:: Provided records

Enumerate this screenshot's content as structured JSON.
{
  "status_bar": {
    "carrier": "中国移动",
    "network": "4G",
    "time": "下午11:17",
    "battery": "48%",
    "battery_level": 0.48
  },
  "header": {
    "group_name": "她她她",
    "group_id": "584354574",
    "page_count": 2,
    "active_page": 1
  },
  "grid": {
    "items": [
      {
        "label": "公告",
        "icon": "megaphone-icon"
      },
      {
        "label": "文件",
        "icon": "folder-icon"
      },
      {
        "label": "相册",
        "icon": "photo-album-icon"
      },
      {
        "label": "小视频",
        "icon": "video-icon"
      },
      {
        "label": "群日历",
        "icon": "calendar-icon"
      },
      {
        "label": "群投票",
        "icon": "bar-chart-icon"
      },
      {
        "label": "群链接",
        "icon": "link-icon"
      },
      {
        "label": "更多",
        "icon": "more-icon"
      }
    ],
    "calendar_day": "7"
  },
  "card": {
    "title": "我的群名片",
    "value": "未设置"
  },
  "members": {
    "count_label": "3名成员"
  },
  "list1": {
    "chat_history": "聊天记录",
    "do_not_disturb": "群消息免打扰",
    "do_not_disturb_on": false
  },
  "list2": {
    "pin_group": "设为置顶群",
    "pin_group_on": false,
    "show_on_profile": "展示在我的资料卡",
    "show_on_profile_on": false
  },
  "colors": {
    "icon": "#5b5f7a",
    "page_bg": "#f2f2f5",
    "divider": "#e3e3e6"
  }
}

::::

Stated task ▸
Among the records above, find each line holding the string "false" and pull it out.

Answer to this task ▸
    "do_not_disturb_on": false
    "pin_group_on": false,
    "show_on_profile_on": false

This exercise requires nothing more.